═══ 抜粋 ═══
こんにちは、サービス統括部の梅染です。
以下の記事を読ませて頂き、面白そうなサービスがあるぞという事で、2014年02月24日(月)に【SendGrid】SendGrid Night episode2 に参加しましたのでレポートをします。メールクラウドを検討されている方や、メール配信者にとってもちょっとしたノウハウや注意事項等の情報を求めている方には何かしら得るものが有れば良いなと考えています。
登壇者:中井さん(@nakansuke)
SendGrid とは
APIを利用してメールを簡単に送信出来るメールクラウドサービス。対象となるメールは以下の2種類。一つ目はトランザクションメール(何らかのイベントをトリガーに発信するメールの総称)。もう一つはマーケティングメール(メールマガジンやニュースレター等一斉配信するメールの総称)。特にトランザクションメールが強いが、マーケティングメールもどんどん強化している。
═══ 抽出エントリ ═══
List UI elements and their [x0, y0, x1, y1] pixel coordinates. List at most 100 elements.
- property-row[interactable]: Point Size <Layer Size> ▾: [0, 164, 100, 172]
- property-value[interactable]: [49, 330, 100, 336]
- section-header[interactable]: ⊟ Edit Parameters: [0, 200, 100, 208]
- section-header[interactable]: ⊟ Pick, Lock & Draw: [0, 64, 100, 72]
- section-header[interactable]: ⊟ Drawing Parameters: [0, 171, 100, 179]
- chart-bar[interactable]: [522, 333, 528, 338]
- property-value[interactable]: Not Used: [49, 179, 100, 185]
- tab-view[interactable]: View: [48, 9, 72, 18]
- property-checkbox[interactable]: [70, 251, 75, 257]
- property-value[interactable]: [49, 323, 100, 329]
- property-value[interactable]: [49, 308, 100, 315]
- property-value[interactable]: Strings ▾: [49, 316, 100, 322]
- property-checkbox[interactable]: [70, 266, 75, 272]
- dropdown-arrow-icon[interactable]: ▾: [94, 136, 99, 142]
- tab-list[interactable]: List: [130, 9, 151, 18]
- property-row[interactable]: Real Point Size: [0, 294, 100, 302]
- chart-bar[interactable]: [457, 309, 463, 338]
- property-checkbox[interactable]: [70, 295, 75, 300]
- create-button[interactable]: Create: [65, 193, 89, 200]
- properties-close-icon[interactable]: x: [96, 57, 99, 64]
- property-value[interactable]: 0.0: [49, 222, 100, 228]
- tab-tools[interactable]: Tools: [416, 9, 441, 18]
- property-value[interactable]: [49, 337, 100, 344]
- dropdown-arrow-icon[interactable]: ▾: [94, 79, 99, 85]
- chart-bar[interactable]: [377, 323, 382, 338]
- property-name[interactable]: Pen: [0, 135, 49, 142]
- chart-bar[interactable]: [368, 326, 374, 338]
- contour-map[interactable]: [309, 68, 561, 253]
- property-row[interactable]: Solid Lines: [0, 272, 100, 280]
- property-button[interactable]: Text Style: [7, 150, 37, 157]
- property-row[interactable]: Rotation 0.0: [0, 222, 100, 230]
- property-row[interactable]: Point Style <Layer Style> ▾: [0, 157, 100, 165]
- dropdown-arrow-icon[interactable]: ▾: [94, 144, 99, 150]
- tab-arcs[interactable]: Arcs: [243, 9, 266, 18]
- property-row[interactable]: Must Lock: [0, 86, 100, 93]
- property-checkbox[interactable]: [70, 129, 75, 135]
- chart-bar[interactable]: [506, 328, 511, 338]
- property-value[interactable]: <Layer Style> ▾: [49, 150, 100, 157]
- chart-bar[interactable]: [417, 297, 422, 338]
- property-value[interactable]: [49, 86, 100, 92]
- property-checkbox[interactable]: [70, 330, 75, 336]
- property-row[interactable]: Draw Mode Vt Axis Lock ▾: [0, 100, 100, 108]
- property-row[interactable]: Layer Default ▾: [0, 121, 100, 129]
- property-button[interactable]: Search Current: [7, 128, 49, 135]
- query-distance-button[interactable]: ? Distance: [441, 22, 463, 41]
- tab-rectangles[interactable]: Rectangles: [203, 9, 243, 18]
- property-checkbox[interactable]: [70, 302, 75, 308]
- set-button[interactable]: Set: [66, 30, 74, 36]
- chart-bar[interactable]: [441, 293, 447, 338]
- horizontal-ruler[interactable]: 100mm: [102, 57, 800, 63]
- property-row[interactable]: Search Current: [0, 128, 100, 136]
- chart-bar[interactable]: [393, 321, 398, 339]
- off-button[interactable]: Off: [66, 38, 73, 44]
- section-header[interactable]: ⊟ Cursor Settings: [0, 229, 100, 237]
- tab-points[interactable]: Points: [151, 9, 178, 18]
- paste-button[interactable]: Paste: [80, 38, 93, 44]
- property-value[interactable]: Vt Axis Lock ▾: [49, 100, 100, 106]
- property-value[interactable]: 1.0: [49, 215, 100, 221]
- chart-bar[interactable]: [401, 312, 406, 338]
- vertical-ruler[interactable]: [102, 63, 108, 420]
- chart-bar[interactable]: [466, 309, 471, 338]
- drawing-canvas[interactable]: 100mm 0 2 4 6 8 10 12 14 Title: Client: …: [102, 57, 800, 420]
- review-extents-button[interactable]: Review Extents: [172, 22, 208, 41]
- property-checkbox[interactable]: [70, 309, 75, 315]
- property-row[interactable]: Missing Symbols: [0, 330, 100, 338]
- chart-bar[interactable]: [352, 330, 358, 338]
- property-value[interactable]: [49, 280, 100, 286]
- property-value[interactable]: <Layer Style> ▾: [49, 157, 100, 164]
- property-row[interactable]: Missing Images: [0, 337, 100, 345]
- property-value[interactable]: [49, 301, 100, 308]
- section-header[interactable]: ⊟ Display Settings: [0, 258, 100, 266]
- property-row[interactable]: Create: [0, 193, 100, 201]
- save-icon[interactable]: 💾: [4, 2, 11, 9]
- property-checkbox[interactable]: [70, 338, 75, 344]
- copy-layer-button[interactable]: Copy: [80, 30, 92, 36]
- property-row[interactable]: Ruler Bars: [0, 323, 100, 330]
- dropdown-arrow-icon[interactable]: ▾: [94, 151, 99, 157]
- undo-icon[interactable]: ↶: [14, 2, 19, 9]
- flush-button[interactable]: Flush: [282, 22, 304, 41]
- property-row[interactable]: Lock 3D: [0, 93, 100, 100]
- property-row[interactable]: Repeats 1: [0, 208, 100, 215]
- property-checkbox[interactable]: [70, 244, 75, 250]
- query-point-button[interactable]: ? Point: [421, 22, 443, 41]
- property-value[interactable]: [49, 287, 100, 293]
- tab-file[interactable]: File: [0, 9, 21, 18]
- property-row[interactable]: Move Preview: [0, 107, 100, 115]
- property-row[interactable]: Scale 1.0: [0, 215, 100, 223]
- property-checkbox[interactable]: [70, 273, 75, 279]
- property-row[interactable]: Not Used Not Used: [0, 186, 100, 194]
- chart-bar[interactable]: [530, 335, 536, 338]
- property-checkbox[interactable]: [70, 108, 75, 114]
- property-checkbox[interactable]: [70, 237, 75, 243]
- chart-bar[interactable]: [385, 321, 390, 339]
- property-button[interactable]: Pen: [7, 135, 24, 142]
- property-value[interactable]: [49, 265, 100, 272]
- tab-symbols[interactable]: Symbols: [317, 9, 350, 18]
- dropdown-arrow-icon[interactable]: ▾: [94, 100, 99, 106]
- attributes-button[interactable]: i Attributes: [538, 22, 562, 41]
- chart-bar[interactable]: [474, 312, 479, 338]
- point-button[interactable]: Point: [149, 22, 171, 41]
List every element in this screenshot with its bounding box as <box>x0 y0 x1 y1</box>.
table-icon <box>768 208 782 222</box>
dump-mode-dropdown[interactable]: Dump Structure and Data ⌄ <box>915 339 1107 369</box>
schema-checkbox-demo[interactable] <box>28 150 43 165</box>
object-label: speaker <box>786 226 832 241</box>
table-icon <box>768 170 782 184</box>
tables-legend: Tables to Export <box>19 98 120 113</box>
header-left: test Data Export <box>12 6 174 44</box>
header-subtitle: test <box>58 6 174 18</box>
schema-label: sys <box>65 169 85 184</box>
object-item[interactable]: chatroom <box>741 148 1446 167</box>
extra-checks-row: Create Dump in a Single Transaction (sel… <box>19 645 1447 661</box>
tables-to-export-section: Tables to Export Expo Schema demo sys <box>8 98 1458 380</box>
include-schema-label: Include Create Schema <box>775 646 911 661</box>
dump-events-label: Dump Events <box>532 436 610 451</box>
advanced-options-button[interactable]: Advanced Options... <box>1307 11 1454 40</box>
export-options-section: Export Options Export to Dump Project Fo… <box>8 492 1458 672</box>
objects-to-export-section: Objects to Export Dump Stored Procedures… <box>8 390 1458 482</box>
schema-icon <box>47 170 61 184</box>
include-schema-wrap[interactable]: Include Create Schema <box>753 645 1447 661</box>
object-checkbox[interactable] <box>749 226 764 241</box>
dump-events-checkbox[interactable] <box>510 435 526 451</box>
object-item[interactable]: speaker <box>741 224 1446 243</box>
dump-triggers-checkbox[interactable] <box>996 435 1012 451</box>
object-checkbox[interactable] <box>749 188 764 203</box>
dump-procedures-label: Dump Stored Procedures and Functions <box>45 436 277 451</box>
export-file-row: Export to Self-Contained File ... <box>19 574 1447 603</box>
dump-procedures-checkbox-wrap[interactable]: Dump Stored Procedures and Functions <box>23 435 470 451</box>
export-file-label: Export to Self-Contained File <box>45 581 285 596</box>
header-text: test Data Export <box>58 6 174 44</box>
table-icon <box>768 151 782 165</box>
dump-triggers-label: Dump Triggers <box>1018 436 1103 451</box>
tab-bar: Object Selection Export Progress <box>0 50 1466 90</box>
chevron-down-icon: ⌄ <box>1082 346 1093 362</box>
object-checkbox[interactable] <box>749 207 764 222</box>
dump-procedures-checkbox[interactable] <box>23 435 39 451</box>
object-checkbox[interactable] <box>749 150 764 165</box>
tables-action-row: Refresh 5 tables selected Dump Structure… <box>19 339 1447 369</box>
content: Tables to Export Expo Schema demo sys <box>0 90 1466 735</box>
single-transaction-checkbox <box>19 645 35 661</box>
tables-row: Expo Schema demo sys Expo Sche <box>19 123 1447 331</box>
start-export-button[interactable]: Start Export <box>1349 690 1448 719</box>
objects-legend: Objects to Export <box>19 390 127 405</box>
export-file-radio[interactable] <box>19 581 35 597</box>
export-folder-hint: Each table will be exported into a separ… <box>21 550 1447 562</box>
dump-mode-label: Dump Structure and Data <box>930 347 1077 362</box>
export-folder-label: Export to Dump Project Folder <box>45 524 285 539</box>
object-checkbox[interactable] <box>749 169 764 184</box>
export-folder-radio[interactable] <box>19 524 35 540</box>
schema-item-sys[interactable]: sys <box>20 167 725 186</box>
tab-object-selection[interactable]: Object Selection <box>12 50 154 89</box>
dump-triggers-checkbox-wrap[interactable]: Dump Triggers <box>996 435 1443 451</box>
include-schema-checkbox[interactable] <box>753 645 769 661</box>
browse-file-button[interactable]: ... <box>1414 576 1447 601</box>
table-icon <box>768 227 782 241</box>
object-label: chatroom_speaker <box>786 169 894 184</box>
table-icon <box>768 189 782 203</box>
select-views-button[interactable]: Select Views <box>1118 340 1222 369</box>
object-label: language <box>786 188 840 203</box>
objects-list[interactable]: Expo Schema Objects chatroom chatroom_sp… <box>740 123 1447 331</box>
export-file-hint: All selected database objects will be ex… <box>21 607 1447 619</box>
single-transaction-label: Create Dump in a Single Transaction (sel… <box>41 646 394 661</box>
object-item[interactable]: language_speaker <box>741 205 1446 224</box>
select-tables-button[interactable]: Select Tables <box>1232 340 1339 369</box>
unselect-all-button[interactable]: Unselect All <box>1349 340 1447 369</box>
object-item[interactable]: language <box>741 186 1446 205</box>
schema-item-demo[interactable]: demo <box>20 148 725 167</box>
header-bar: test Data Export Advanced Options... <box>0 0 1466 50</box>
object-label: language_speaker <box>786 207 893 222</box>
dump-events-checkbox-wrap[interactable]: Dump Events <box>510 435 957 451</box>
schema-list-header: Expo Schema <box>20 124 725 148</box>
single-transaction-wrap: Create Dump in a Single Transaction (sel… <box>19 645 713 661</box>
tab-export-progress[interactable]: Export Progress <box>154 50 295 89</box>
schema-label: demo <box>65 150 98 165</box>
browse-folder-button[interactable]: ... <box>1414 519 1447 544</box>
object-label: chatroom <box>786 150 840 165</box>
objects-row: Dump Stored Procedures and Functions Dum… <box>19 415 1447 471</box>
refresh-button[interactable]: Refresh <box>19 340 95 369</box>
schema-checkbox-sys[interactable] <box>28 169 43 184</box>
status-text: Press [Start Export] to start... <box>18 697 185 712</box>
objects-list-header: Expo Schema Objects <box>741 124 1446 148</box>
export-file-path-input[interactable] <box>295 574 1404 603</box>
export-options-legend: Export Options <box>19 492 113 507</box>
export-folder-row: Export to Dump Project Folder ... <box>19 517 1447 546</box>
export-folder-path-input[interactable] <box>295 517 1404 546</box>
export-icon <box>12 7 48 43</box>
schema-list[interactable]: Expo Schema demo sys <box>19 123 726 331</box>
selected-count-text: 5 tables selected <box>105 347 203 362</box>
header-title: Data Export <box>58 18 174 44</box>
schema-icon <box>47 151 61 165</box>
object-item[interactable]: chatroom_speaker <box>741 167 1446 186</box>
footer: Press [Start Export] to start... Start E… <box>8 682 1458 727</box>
═══
作業内容:
1. SendGridのレポートで丸括弧に囲まれている語句を、出てくる順にすべて挙げてください。
2. SendGridのレポートを、最後の文に続けて書き進めてください。
各エントリはSendGridのレポートとは無関係です。

作業結果:
1.
- 月
- @nakansuke
- 何らかのイベントをトリガーに発信するメールの総称
- メールマガジンやニュースレター等一斉配信するメールの総称

2.
なぜ、SendGrid?
- 確実なメール配信
- 全配信メールの20%は相手のメールボックスまで届いていないケースもあり得る。想像よりメールは届かないと思った方が良い。
- 低コスト
- スケーラブルアナリティクス
- API
- GUIも使えるが、全ての機能がAPIを介して実現でき、非常にプログラマブル。
SendGrid Update
インバウンドサーバの増設中。現在は世界で5カ所。最も近い拠点がシンガポール。様々な新バージョン関連のプロジェクトが進行中。
Eメール のこれから
メールの用途は変わりつつ有る。具体的には、「人と人とのコミュニケーション」 → 「人にリーチする為のツール」へ。
メールの運用について
メールを運用していくのは非常に大変。例えば、バウンス/ブロックメール、フィードバックループ、ブラックリスト、スロットリング、送信ドメイン、Eメールセキュリティ等など。
重要な事
- 正しく届ける事。
- 読まれるメールを届ける事。
正しく届ける為に
- IPウォームアップをやろう。
- 本来同じGIPを利用した方が良い。最初は信頼が無い。継続的にマナーの良いメール配信を行い、信頼を築く事が重要。
- レピュテーションは常に気をつけよう。
- バウンスメール対策をしましょう。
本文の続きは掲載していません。